(Source records)
+---+

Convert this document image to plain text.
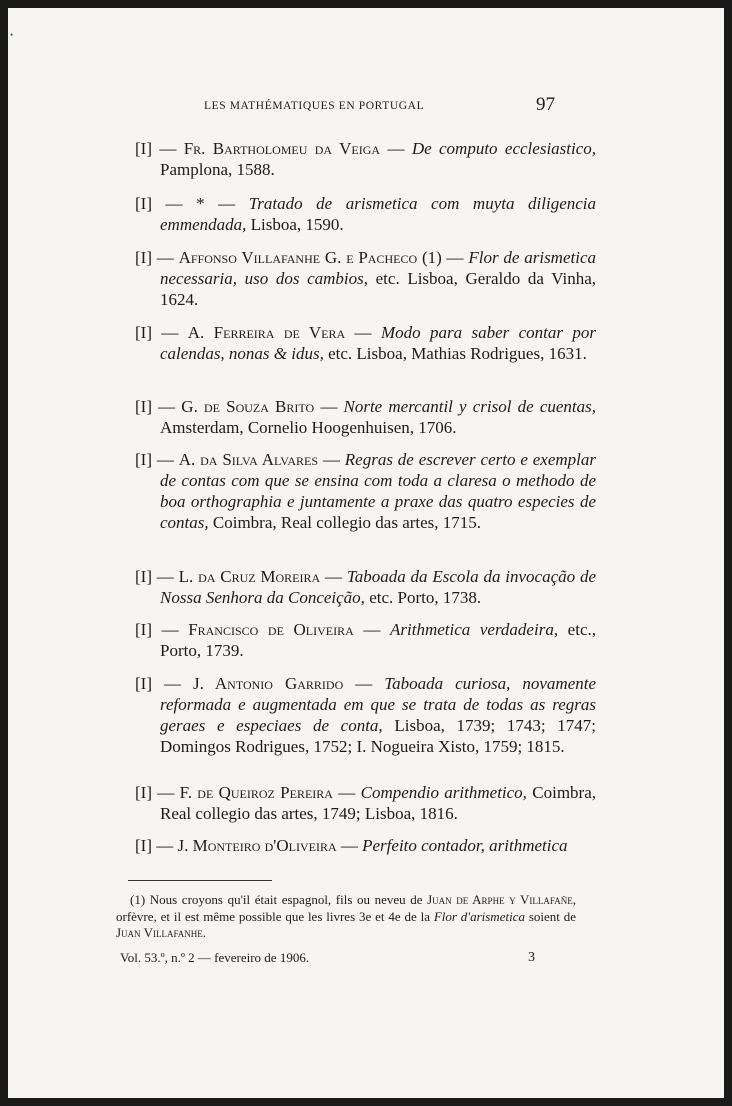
•
LES MATHÉMATIQUES EN PORTUGAL	97
[I] — Fr. Bartholomeu da Veiga — De computo ecclesiastico, Pamplona, 1588.
[I] — * — Tratado de arismetica com muyta diligencia emmendada, Lisboa, 1590.
[I] — Affonso Villafanhe G. e Pacheco (1) — Flor de arismetica necessaria, uso dos cambios, etc. Lisboa, Geraldo da Vinha, 1624.
[I] — A. Ferreira de Vera — Modo para saber contar por calendas, nonas & idus, etc. Lisboa, Mathias Rodrigues, 1631.
[I] — G. de Souza Brito — Norte mercantil y crisol de cuentas, Amsterdam, Cornelio Hoogenhuisen, 1706.
[I] — A. da Silva Alvares — Regras de escrever certo e exemplar de contas com que se ensina com toda a claresa o methodo de boa orthographia e juntamente a praxe das quatro especies de contas, Coimbra, Real collegio das artes, 1715.
[I] — L. da Cruz Moreira — Taboada da Escola da invocação de Nossa Senhora da Conceição, etc. Porto, 1738.
[I] — Francisco de Oliveira — Arithmetica verdadeira, etc., Porto, 1739.
[I] — J. Antonio Garrido — Taboada curiosa, novamente reformada e augmentada em que se trata de todas as regras geraes e especiaes de conta, Lisboa, 1739; 1743; 1747; Domingos Rodrigues, 1752; I. Nogueira Xisto, 1759; 1815.
[I] — F. de Queiroz Pereira — Compendio arithmetico, Coimbra, Real collegio das artes, 1749; Lisboa, 1816.
[I] — J. Monteiro d'Oliveira — Perfeito contador, arithmetica
(1) Nous croyons qu'il était espagnol, fils ou neveu de Juan de Arphe y Villafañe, orfèvre, et il est même possible que les livres 3e et 4e de la Flor d'arismetica soient de Juan Villafanhe.
Vol. 53.º, n.º 2 — fevereiro de 1906.	3
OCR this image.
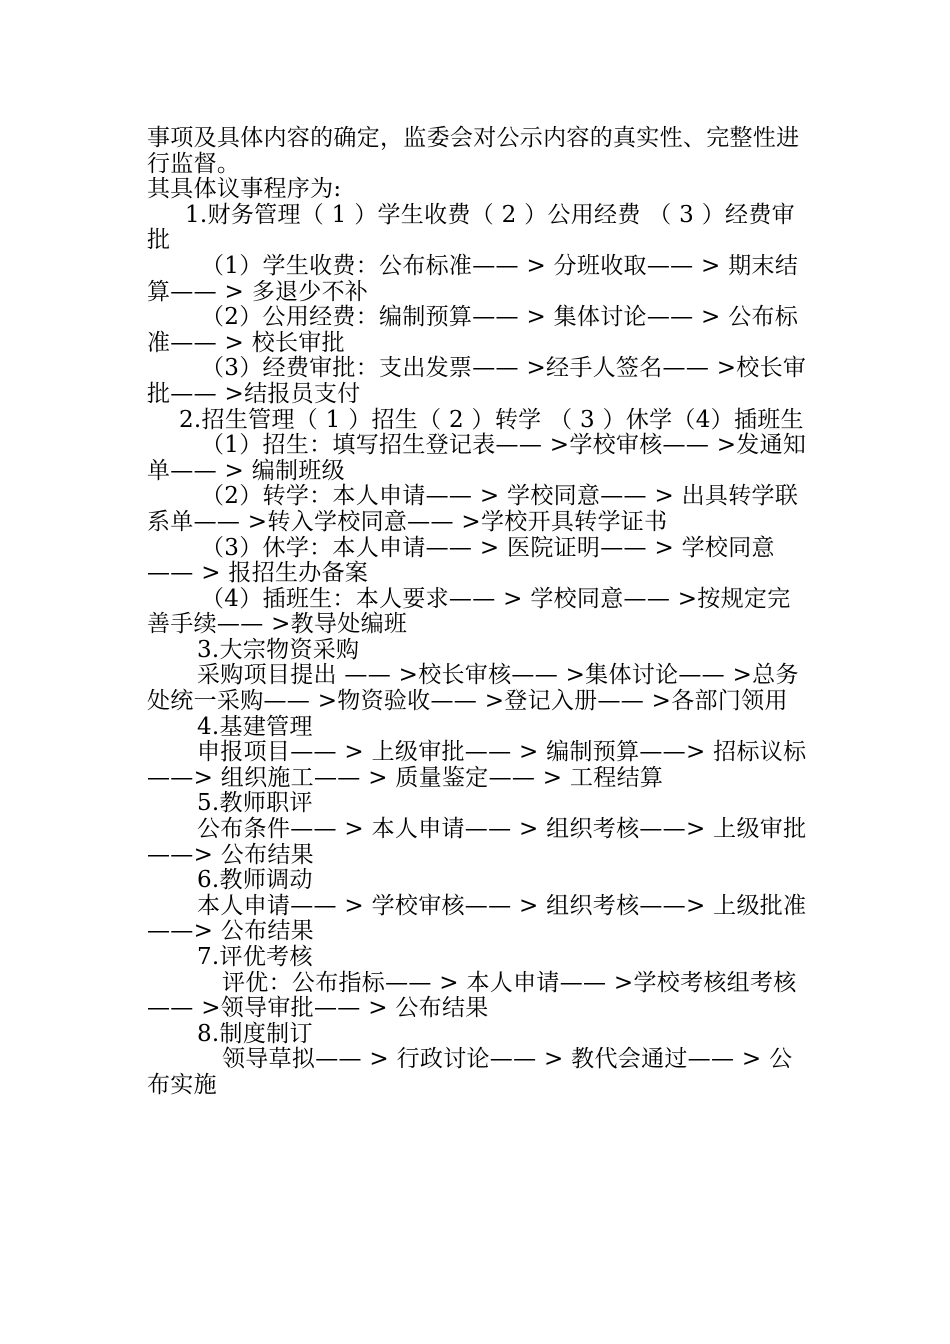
事项及具体内容的确定，监委会对公示内容的真实性、完整性进行监督。

其具体议事程序为:

1.财务管理（ 1 ）学生收费（ 2 ）公用经费 （ 3 ）经费审批

（1）学生收费：公布标准—— > 分班收取—— > 期末结算—— > 多退少不补

（2）公用经费：编制预算—— > 集体讨论—— > 公布标准—— > 校长审批

（3）经费审批：支出发票—— >经手人签名—— >校长审批—— >结报员支付

2.招生管理（ 1 ）招生（ 2 ）转学 （ 3 ）休学（4）插班生

（1）招生：填写招生登记表—— >学校审核—— >发通知单—— > 编制班级

（2）转学：本人申请—— > 学校同意—— > 出具转学联系单—— >转入学校同意—— >学校开具转学证书

（3）休学：本人申请—— > 医院证明—— > 学校同意—— > 报招生办备案

（4）插班生：本人要求—— > 学校同意—— >按规定完善手续—— >教导处编班

3.大宗物资采购

采购项目提出 —— >校长审核—— >集体讨论—— >总务处统一采购—— >物资验收—— >登记入册—— >各部门领用

4.基建管理

申报项目—— > 上级审批—— > 编制预算——> 招标议标——> 组织施工—— > 质量鉴定—— > 工程结算

5.教师职评

公布条件—— > 本人申请—— > 组织考核——> 上级审批——> 公布结果

6.教师调动

本人申请—— > 学校审核—— > 组织考核——> 上级批准——> 公布结果

7.评优考核

评优：公布指标—— > 本人申请—— >学校考核组考核—— >领导审批—— > 公布结果

8.制度制订

领导草拟—— > 行政讨论—— > 教代会通过—— > 公布实施
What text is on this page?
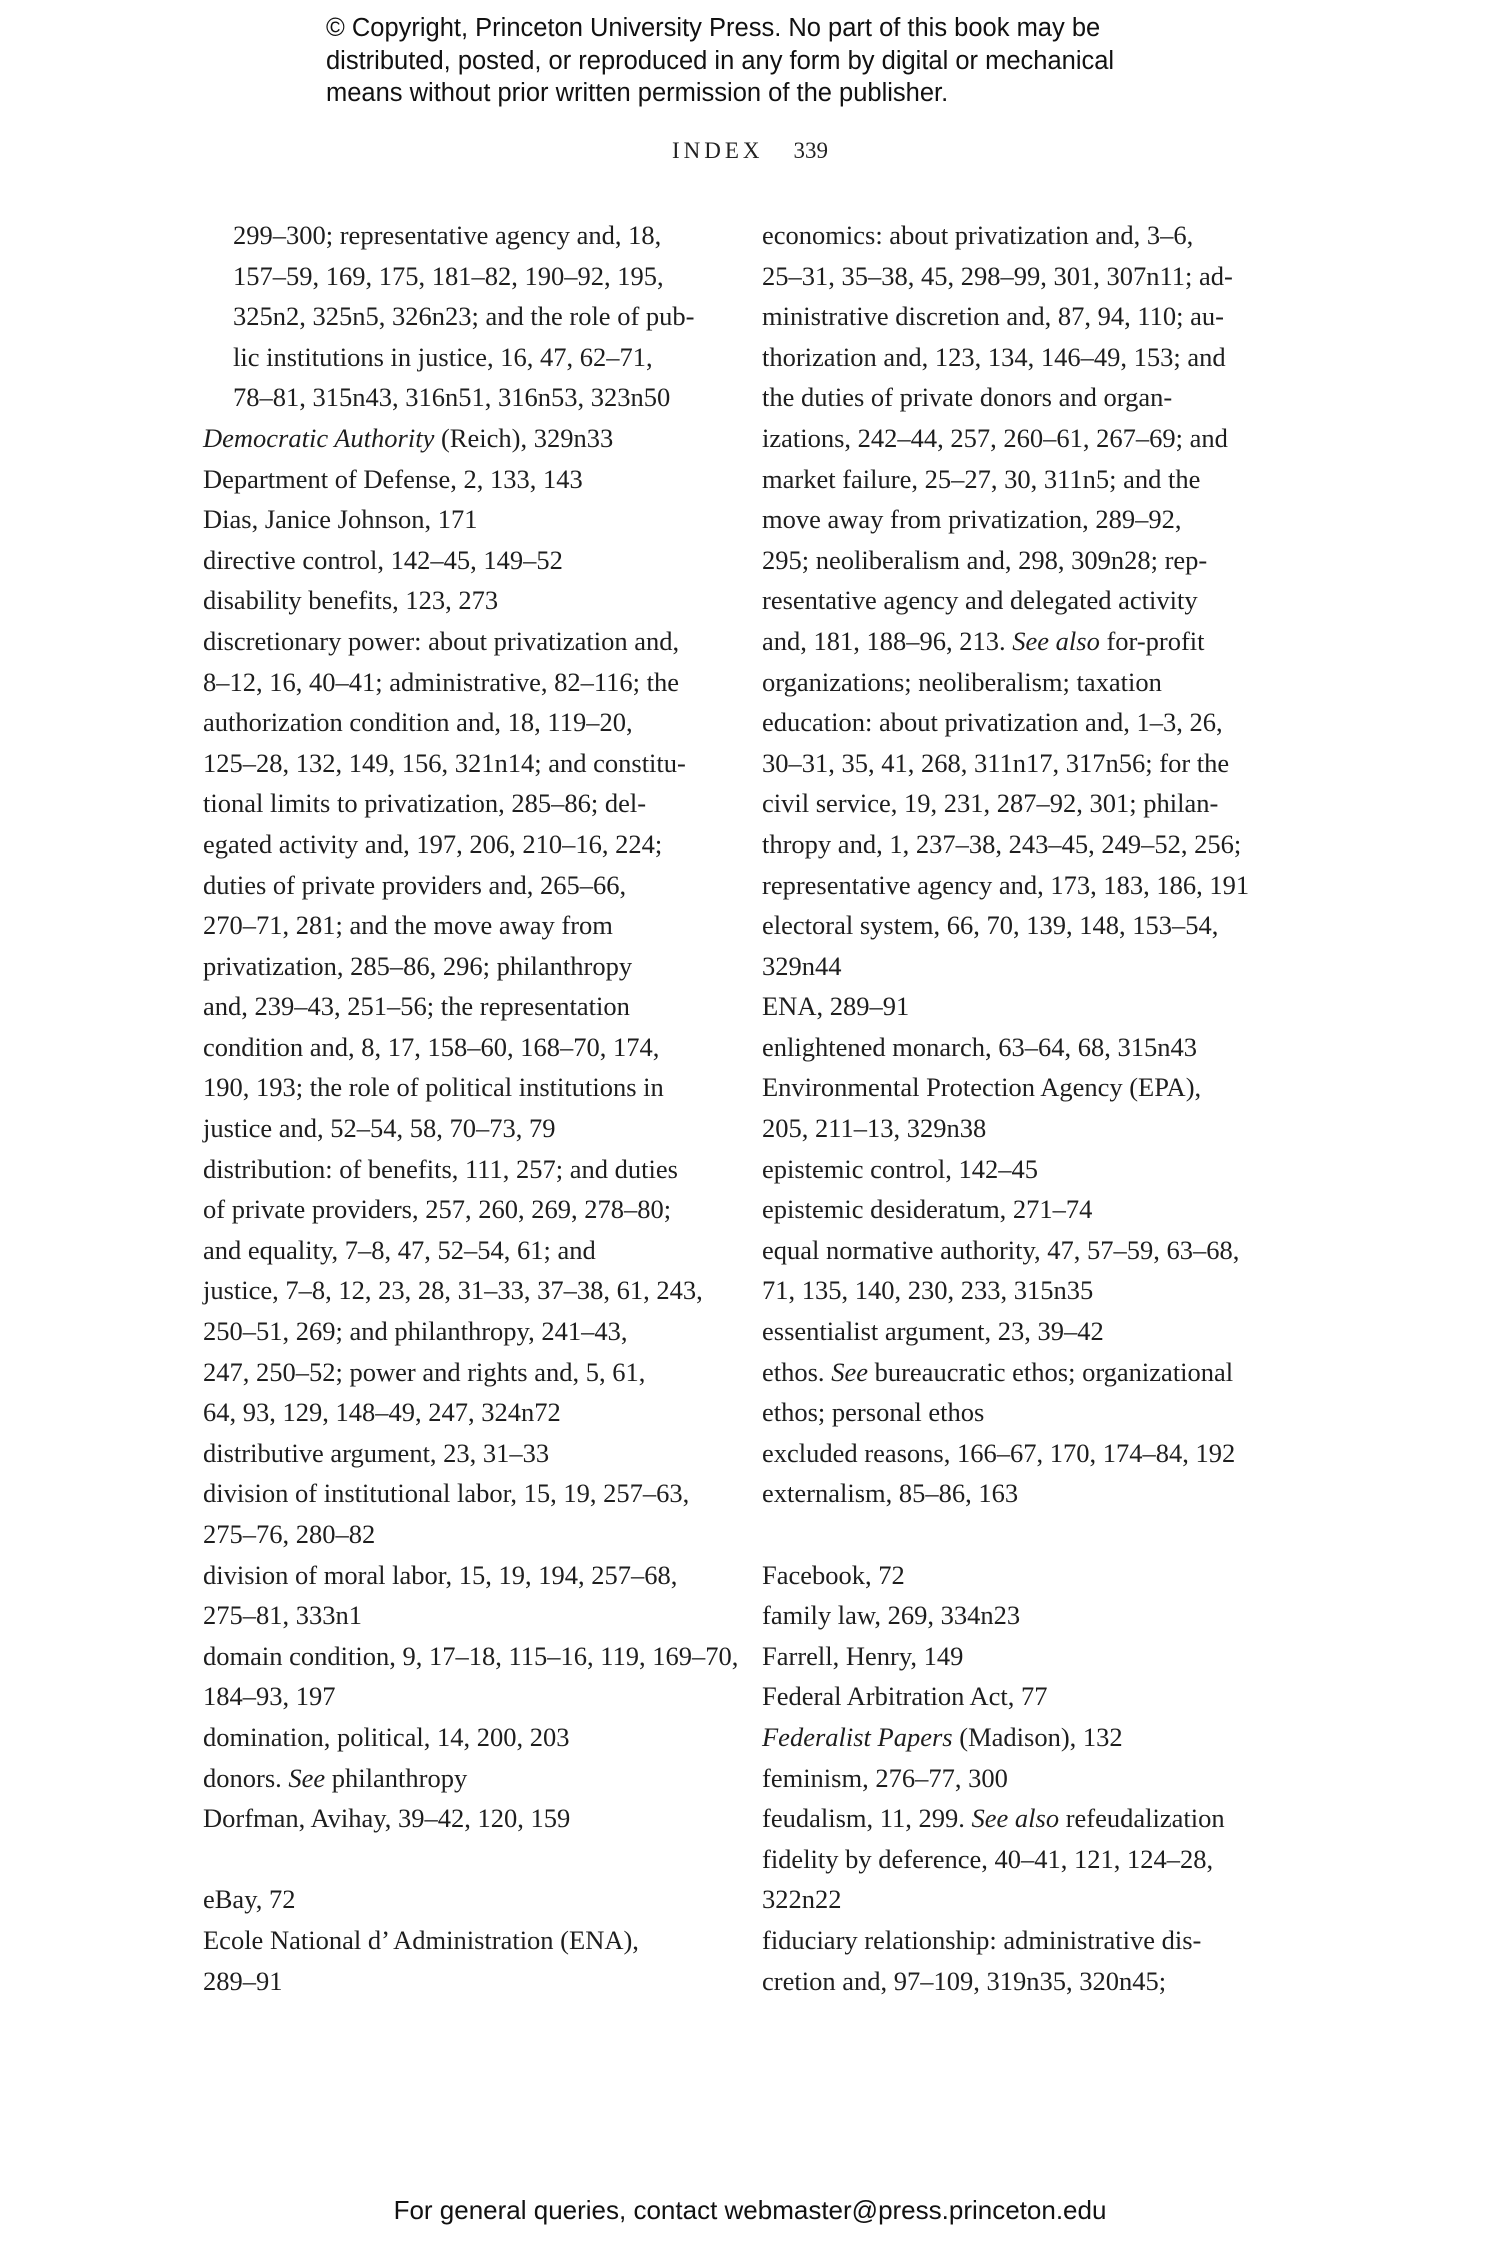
© Copyright, Princeton University Press. No part of this book may be
distributed, posted, or reproduced in any form by digital or mechanical
means without prior written permission of the publisher.
INDEX 339
299–300; representative agency and, 18,
157–59, 169, 175, 181–82, 190–92, 195,
325n2, 325n5, 326n23; and the role of pub-
lic institutions in justice, 16, 47, 62–71,
78–81, 315n43, 316n51, 316n53, 323n50
Democratic Authority (Reich), 329n33
Department of Defense, 2, 133, 143
Dias, Janice Johnson, 171
directive control, 142–45, 149–52
disability benefits, 123, 273
discretionary power: about privatization and,
8–12, 16, 40–41; administrative, 82–116; the
authorization condition and, 18, 119–20,
125–28, 132, 149, 156, 321n14; and constitu-
tional limits to privatization, 285–86; del-
egated activity and, 197, 206, 210–16, 224;
duties of private providers and, 265–66,
270–71, 281; and the move away from
privatization, 285–86, 296; philanthropy
and, 239–43, 251–56; the representation
condition and, 8, 17, 158–60, 168–70, 174,
190, 193; the role of political institutions in
justice and, 52–54, 58, 70–73, 79
distribution: of benefits, 111, 257; and duties
of private providers, 257, 260, 269, 278–80;
and equality, 7–8, 47, 52–54, 61; and
justice, 7–8, 12, 23, 28, 31–33, 37–38, 61, 243,
250–51, 269; and philanthropy, 241–43,
247, 250–52; power and rights and, 5, 61,
64, 93, 129, 148–49, 247, 324n72
distributive argument, 23, 31–33
division of institutional labor, 15, 19, 257–63,
275–76, 280–82
division of moral labor, 15, 19, 194, 257–68,
275–81, 333n1
domain condition, 9, 17–18, 115–16, 119, 169–70,
184–93, 197
domination, political, 14, 200, 203
donors. See philanthropy
Dorfman, Avihay, 39–42, 120, 159
eBay, 72
Ecole National d’ Administration (ENA),
289–91
economics: about privatization and, 3–6,
25–31, 35–38, 45, 298–99, 301, 307n11; ad-
ministrative discretion and, 87, 94, 110; au-
thorization and, 123, 134, 146–49, 153; and
the duties of private donors and organ-
izations, 242–44, 257, 260–61, 267–69; and
market failure, 25–27, 30, 311n5; and the
move away from privatization, 289–92,
295; neoliberalism and, 298, 309n28; rep-
resentative agency and delegated activity
and, 181, 188–96, 213. See also for-profit
organizations; neoliberalism; taxation
education: about privatization and, 1–3, 26,
30–31, 35, 41, 268, 311n17, 317n56; for the
civil service, 19, 231, 287–92, 301; philan-
thropy and, 1, 237–38, 243–45, 249–52, 256;
representative agency and, 173, 183, 186, 191
electoral system, 66, 70, 139, 148, 153–54,
329n44
ENA, 289–91
enlightened monarch, 63–64, 68, 315n43
Environmental Protection Agency (EPA),
205, 211–13, 329n38
epistemic control, 142–45
epistemic desideratum, 271–74
equal normative authority, 47, 57–59, 63–68,
71, 135, 140, 230, 233, 315n35
essentialist argument, 23, 39–42
ethos. See bureaucratic ethos; organizational
ethos; personal ethos
excluded reasons, 166–67, 170, 174–84, 192
externalism, 85–86, 163
Facebook, 72
family law, 269, 334n23
Farrell, Henry, 149
Federal Arbitration Act, 77
Federalist Papers (Madison), 132
feminism, 276–77, 300
feudalism, 11, 299. See also refeudalization
fidelity by deference, 40–41, 121, 124–28,
322n22
fiduciary relationship: administrative dis-
cretion and, 97–109, 319n35, 320n45;
For general queries, contact webmaster@press.princeton.edu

+---+

WHAT NEEDS TO BE DONE:
Pull out every line in the material above where "division" occurs.

WRITTEN REPLY:
division of institutional labor, 15, 19, 257–63,
division of moral labor, 15, 19, 194, 257–68,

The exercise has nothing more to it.